What is being asked ▸ Show only lines that include "Tempat".

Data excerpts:

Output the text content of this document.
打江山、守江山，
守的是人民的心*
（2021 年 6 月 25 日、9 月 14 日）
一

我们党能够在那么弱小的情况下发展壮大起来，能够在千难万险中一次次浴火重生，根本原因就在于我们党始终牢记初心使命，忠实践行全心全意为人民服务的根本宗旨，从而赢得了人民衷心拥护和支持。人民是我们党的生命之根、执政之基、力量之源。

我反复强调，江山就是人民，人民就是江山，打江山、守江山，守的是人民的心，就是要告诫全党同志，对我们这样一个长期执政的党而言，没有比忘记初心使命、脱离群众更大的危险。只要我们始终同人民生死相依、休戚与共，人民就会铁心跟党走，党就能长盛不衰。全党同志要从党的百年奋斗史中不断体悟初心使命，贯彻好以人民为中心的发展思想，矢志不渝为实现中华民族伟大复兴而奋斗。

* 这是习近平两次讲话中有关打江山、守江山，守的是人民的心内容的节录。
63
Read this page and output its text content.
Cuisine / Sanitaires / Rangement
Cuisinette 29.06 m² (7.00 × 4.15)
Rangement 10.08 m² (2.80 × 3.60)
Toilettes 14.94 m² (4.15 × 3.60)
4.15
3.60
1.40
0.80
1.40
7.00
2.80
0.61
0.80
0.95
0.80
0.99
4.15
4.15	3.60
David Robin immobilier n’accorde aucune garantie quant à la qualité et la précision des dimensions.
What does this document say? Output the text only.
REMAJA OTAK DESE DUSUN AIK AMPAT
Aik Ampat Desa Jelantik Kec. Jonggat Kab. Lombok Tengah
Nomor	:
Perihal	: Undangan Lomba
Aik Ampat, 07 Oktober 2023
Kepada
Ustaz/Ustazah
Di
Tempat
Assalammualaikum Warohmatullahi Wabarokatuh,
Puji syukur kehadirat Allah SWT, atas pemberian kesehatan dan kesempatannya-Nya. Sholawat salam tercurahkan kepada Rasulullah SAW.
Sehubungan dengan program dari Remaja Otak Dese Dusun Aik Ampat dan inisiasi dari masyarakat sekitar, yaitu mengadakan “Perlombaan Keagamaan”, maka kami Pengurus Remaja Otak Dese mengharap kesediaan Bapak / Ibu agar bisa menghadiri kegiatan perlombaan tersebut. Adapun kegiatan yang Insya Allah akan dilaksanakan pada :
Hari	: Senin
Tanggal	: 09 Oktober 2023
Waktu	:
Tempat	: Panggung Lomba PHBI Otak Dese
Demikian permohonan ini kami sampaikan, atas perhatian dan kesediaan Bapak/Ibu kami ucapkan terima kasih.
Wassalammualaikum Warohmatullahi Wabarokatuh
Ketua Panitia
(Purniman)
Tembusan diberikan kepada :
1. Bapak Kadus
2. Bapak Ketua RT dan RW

Solution below ▸
Tempat
Tempat	: Panggung Lomba PHBI Otak Dese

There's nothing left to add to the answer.